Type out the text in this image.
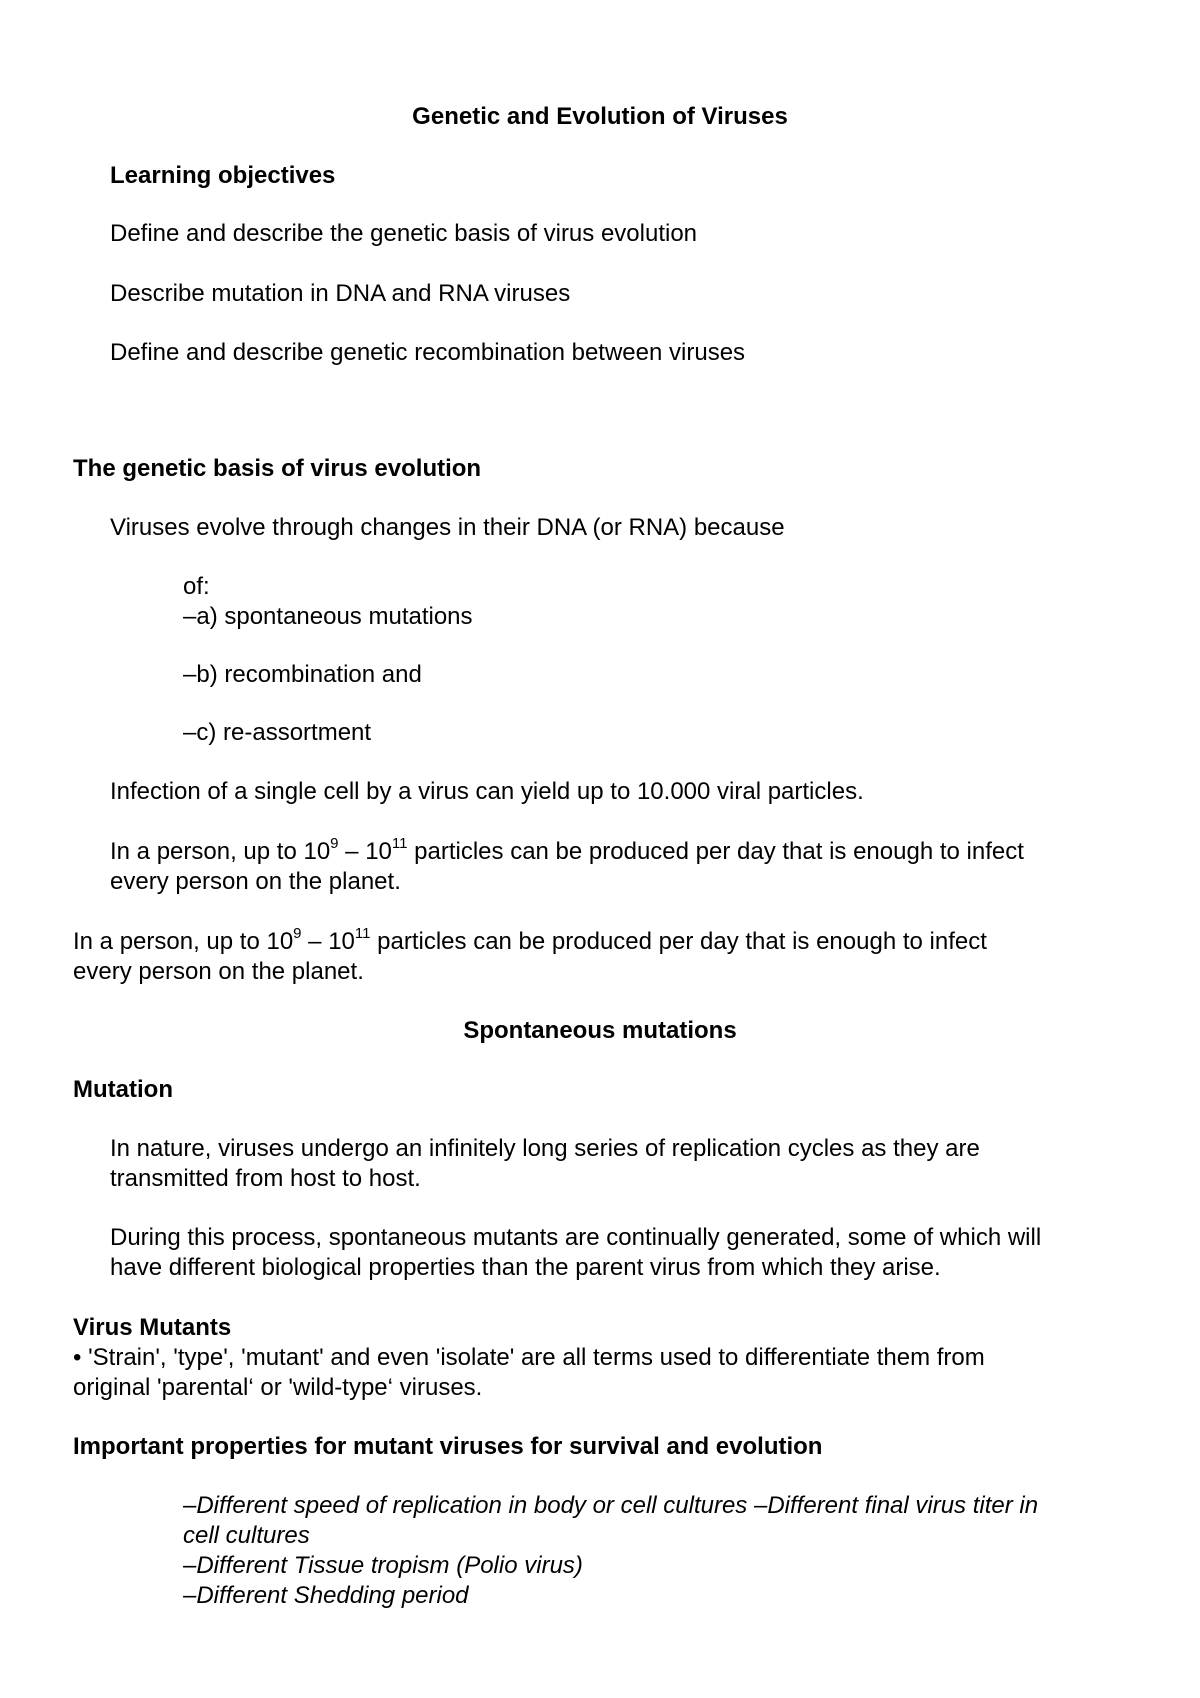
Genetic and Evolution of Viruses
Learning objectives
Define and describe the genetic basis of virus evolution
Describe mutation in DNA and RNA viruses
Define and describe genetic recombination between viruses
The genetic basis of virus evolution
Viruses evolve through changes in their DNA (or RNA) because
of:
–a) spontaneous mutations
–b) recombination and
–c) re-assortment
Infection of a single cell by a virus can yield up to 10.000 viral particles.
In a person, up to $10^9 - 10^{11}$ particles can be produced per day that is enough to infect
every person on the planet.
In a person, up to $10^9 - 10^{11}$ particles can be produced per day that is enough to infect
every person on the planet.
Spontaneous mutations
Mutation
In nature, viruses undergo an infinitely long series of replication cycles as they are
transmitted from host to host.
During this process, spontaneous mutants are continually generated, some of which will
have different biological properties than the parent virus from which they arise.
Virus Mutants
• 'Strain', 'type', 'mutant' and even 'isolate' are all terms used to differentiate them from
original 'parental‘ or 'wild-type‘ viruses.
Important properties for mutant viruses for survival and evolution
–Different speed of replication in body or cell cultures –Different final virus titer in
cell cultures
–Different Tissue tropism (Polio virus)
–Different Shedding period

* **What you should do**
The records, exactly as written but without images, should be returned.

* **Solution for this problem**
Type out the text in this image.
Genetic and Evolution of Viruses
Learning objectives
Define and describe the genetic basis of virus evolution
Describe mutation in DNA and RNA viruses
Define and describe genetic recombination between viruses
The genetic basis of virus evolution
Viruses evolve through changes in their DNA (or RNA) because
of:
–a) spontaneous mutations
–b) recombination and
–c) re-assortment
Infection of a single cell by a virus can yield up to 10.000 viral particles.
In a person, up to $10^9 - 10^{11}$ particles can be produced per day that is enough to infect
every person on the planet.
In a person, up to $10^9 - 10^{11}$ particles can be produced per day that is enough to infect
every person on the planet.
Spontaneous mutations
Mutation
In nature, viruses undergo an infinitely long series of replication cycles as they are
transmitted from host to host.
During this process, spontaneous mutants are continually generated, some of which will
have different biological properties than the parent virus from which they arise.
Virus Mutants
• 'Strain', 'type', 'mutant' and even 'isolate' are all terms used to differentiate them from
original 'parental‘ or 'wild-type‘ viruses.
Important properties for mutant viruses for survival and evolution
–Different speed of replication in body or cell cultures –Different final virus titer in
cell cultures
–Different Tissue tropism (Polio virus)
–Different Shedding period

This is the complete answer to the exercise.